**Exercise objective**
Would you please transcribe the listing exactly, with no images?

**Exercise materials**
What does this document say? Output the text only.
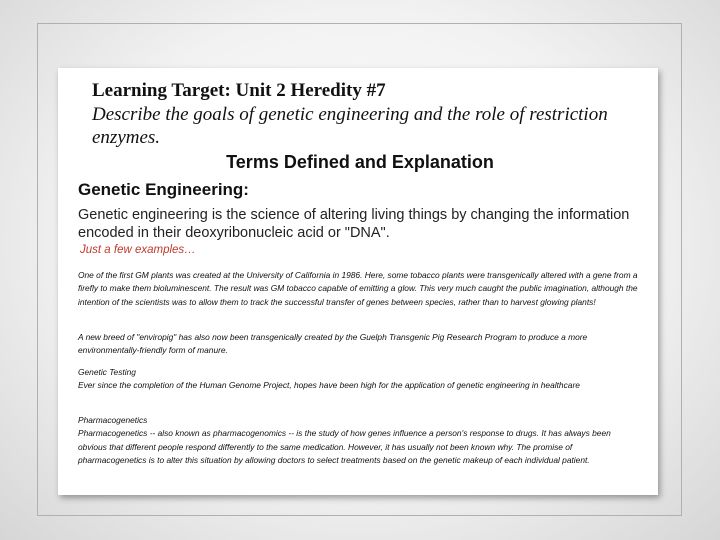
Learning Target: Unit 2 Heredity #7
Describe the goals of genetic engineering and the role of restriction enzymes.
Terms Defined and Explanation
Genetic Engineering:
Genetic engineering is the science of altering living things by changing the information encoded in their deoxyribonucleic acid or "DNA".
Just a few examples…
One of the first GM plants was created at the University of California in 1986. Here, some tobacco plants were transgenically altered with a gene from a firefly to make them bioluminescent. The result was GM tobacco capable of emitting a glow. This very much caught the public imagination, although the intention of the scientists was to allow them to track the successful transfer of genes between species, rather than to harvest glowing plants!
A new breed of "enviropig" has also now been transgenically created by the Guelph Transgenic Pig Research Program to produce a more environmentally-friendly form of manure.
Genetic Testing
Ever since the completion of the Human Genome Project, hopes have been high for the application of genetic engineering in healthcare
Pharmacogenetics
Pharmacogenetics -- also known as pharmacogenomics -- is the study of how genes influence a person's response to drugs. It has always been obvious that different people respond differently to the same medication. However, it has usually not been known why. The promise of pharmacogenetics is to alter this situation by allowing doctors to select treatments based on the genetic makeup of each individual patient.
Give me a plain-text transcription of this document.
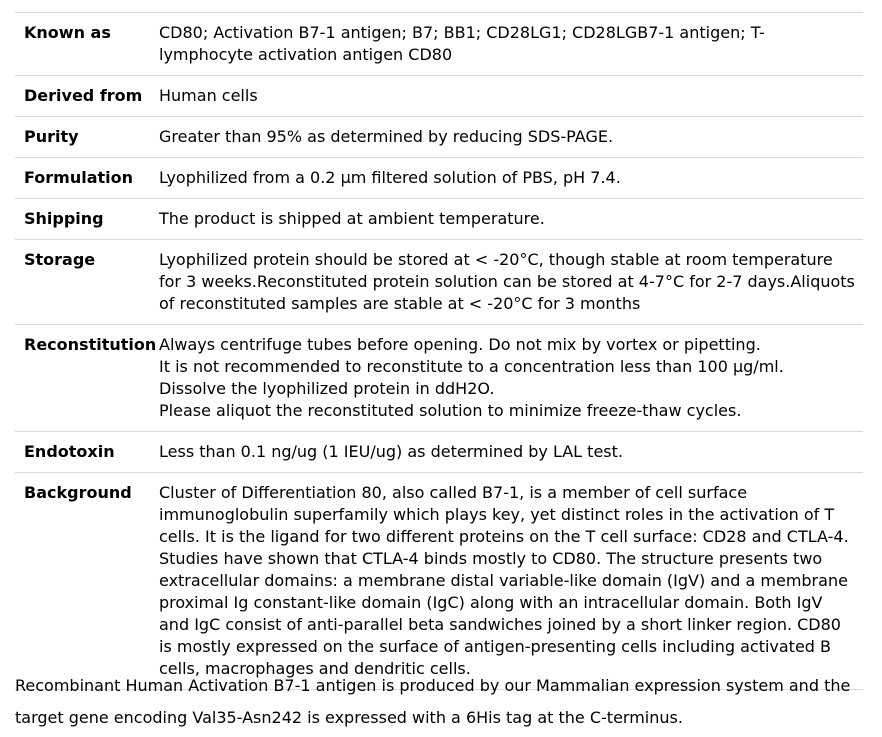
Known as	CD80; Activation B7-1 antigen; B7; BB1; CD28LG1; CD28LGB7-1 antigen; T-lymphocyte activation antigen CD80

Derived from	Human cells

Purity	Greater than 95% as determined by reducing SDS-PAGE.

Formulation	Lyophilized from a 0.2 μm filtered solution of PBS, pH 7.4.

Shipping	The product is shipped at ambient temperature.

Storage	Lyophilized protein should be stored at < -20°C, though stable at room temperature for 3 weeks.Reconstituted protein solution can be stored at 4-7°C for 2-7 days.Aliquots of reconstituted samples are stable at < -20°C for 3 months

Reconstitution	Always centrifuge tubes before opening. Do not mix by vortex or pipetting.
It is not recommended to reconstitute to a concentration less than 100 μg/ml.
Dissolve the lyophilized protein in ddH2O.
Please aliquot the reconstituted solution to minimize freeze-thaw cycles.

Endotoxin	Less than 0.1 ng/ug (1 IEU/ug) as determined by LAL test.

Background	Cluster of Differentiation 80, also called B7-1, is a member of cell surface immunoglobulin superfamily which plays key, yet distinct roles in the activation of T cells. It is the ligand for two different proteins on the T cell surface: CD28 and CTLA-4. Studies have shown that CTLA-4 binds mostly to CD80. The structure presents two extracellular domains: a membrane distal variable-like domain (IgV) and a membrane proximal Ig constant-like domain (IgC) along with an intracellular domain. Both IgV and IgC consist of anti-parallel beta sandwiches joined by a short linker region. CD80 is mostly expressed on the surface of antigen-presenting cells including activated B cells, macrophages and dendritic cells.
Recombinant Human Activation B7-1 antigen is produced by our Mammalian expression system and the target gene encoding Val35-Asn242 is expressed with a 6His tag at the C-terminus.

**Solution to the exercise**
What does this document say? Output the text only.
Learning Target: Unit 2 Heredity #7
Describe the goals of genetic engineering and the role of restriction enzymes.
Terms Defined and Explanation
Genetic Engineering:
Genetic engineering is the science of altering living things by changing the information encoded in their deoxyribonucleic acid or "DNA".
Just a few examples…
One of the first GM plants was created at the University of California in 1986. Here, some tobacco plants were transgenically altered with a gene from a firefly to make them bioluminescent. The result was GM tobacco capable of emitting a glow. This very much caught the public imagination, although the intention of the scientists was to allow them to track the successful transfer of genes between species, rather than to harvest glowing plants!
A new breed of "enviropig" has also now been transgenically created by the Guelph Transgenic Pig Research Program to produce a more environmentally-friendly form of manure.
Genetic Testing
Ever since the completion of the Human Genome Project, hopes have been high for the application of genetic engineering in healthcare
Pharmacogenetics
Pharmacogenetics -- also known as pharmacogenomics -- is the study of how genes influence a person's response to drugs. It has always been obvious that different people respond differently to the same medication. However, it has usually not been known why. The promise of pharmacogenetics is to alter this situation by allowing doctors to select treatments based on the genetic makeup of each individual patient.
Give me a plain-text transcription of this document.
Known as	CD80; Activation B7-1 antigen; B7; BB1; CD28LG1; CD28LGB7-1 antigen; T-lymphocyte activation antigen CD80

Derived from	Human cells

Purity	Greater than 95% as determined by reducing SDS-PAGE.

Formulation	Lyophilized from a 0.2 μm filtered solution of PBS, pH 7.4.

Shipping	The product is shipped at ambient temperature.

Storage	Lyophilized protein should be stored at < -20°C, though stable at room temperature for 3 weeks.Reconstituted protein solution can be stored at 4-7°C for 2-7 days.Aliquots of reconstituted samples are stable at < -20°C for 3 months

Reconstitution	Always centrifuge tubes before opening. Do not mix by vortex or pipetting.
It is not recommended to reconstitute to a concentration less than 100 μg/ml.
Dissolve the lyophilized protein in ddH2O.
Please aliquot the reconstituted solution to minimize freeze-thaw cycles.

Endotoxin	Less than 0.1 ng/ug (1 IEU/ug) as determined by LAL test.

Background	Cluster of Differentiation 80, also called B7-1, is a member of cell surface immunoglobulin superfamily which plays key, yet distinct roles in the activation of T cells. It is the ligand for two different proteins on the T cell surface: CD28 and CTLA-4. Studies have shown that CTLA-4 binds mostly to CD80. The structure presents two extracellular domains: a membrane distal variable-like domain (IgV) and a membrane proximal Ig constant-like domain (IgC) along with an intracellular domain. Both IgV and IgC consist of anti-parallel beta sandwiches joined by a short linker region. CD80 is mostly expressed on the surface of antigen-presenting cells including activated B cells, macrophages and dendritic cells.
Recombinant Human Activation B7-1 antigen is produced by our Mammalian expression system and the target gene encoding Val35-Asn242 is expressed with a 6His tag at the C-terminus.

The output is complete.